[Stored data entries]
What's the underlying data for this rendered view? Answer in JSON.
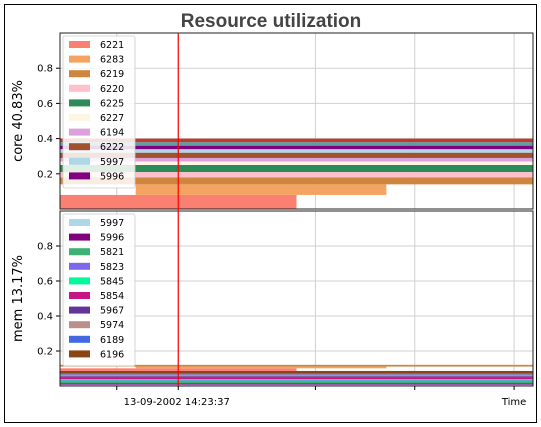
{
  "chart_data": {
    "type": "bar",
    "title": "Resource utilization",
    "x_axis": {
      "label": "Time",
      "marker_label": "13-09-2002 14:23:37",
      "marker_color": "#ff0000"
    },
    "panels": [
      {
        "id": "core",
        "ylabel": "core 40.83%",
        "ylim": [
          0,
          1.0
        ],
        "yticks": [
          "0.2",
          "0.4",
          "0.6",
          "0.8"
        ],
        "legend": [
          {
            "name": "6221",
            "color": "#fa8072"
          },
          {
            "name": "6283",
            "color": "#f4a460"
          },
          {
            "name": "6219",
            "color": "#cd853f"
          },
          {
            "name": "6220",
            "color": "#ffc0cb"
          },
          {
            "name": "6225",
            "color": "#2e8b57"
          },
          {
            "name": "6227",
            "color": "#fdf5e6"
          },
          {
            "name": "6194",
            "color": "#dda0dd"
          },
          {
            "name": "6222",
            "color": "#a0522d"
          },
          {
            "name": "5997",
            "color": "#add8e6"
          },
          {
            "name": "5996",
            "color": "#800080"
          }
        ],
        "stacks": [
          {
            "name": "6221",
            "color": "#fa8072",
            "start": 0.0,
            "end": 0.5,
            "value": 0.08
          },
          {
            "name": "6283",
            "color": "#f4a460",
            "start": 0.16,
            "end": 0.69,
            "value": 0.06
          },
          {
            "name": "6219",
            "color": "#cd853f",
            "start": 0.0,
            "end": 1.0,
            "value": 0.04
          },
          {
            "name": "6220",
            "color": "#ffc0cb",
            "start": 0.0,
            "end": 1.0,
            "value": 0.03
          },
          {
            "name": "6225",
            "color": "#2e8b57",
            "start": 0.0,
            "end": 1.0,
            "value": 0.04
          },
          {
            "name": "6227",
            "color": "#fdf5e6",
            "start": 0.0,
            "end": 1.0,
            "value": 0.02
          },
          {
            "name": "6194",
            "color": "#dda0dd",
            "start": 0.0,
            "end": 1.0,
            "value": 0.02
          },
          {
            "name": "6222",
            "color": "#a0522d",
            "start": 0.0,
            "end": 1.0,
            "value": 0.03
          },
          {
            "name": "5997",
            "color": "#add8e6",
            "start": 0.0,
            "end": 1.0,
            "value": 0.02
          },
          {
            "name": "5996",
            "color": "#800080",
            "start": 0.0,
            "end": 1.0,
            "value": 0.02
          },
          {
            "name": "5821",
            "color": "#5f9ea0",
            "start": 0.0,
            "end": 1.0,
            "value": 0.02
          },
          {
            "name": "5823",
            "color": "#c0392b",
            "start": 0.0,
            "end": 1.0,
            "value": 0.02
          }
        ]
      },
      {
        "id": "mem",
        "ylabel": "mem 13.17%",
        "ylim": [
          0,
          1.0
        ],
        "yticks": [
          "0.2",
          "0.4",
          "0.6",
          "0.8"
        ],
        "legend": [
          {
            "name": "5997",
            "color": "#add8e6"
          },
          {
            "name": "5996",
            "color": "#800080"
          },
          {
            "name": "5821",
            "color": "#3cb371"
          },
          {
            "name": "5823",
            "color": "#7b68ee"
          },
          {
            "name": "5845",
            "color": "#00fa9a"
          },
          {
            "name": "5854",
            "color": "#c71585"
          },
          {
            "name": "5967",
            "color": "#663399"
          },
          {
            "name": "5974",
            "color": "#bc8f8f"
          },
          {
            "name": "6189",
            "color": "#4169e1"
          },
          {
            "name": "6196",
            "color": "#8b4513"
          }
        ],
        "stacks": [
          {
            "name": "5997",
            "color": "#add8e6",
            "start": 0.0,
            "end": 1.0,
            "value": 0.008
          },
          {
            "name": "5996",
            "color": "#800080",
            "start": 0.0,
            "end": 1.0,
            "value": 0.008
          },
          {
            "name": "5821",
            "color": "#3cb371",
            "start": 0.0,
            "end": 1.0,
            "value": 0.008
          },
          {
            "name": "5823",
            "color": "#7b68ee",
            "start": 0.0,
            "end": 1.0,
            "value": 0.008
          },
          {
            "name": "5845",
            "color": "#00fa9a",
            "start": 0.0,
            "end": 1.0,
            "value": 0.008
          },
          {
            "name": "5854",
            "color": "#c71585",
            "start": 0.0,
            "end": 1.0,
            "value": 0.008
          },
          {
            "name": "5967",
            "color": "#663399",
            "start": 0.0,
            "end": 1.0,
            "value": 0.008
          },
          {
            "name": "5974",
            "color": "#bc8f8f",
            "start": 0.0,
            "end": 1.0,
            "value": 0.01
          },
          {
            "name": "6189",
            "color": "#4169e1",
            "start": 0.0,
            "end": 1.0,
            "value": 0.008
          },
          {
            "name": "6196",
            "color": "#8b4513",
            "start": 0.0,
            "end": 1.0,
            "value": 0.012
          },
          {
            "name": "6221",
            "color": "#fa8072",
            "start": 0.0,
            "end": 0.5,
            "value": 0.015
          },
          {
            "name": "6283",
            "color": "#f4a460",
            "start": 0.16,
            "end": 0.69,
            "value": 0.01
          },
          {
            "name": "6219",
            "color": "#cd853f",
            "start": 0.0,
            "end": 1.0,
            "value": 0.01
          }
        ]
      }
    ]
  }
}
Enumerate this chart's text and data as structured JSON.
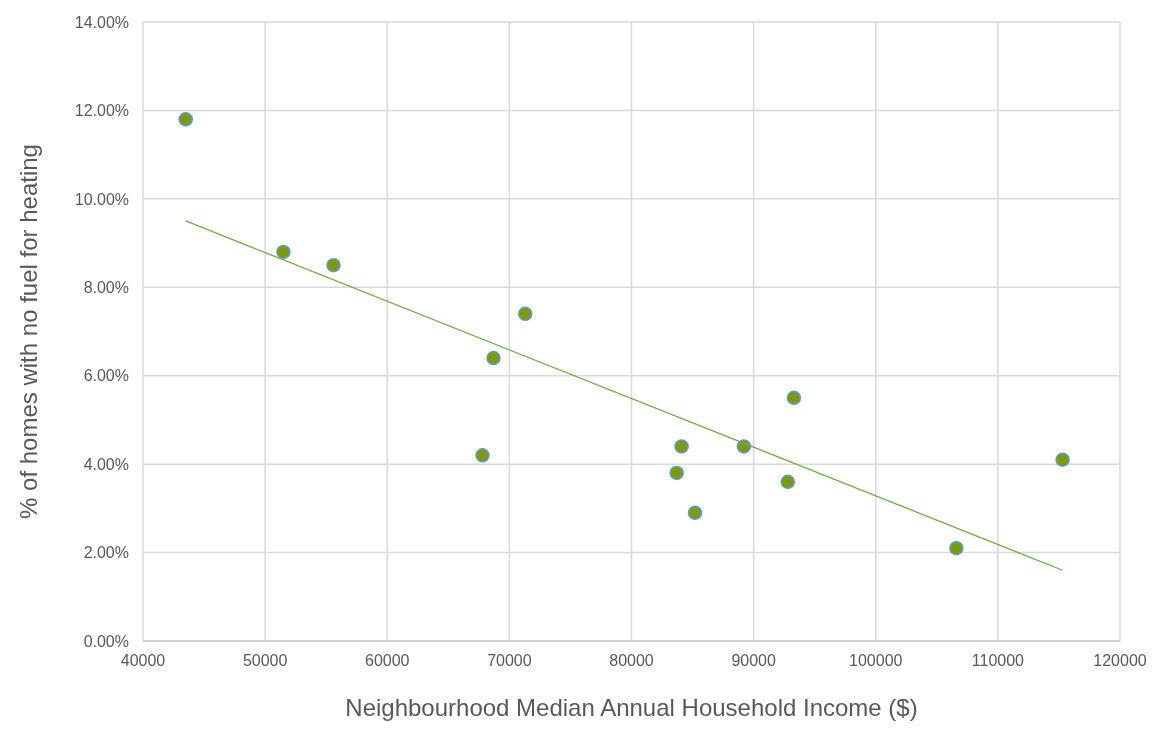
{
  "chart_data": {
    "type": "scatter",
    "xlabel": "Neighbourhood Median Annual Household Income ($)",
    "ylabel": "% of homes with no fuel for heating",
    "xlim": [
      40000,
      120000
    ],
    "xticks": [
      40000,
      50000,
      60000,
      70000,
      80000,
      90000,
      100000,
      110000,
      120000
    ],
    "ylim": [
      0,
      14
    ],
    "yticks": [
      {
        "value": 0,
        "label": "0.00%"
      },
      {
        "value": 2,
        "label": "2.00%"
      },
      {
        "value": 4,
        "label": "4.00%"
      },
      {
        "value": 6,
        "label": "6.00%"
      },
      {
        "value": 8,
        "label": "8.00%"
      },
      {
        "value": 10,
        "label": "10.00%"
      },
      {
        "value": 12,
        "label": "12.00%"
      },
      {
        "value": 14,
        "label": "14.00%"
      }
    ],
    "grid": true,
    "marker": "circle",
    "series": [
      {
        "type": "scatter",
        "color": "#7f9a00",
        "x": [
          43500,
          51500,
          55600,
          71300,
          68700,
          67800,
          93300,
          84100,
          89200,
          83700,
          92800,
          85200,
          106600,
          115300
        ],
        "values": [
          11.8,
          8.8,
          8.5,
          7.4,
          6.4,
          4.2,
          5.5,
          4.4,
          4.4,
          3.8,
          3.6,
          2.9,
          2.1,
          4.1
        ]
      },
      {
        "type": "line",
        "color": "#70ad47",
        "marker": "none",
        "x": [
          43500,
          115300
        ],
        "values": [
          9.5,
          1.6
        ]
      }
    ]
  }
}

**Exercise aim**
In the records above, locate each line with the word "ylabel". Copy all such lines.

**Solution for this problem**
        "ylabel": "core 40.83%",
        "ylabel": "mem 13.17%",
    "ylabel": "% of homes with no fuel for heating",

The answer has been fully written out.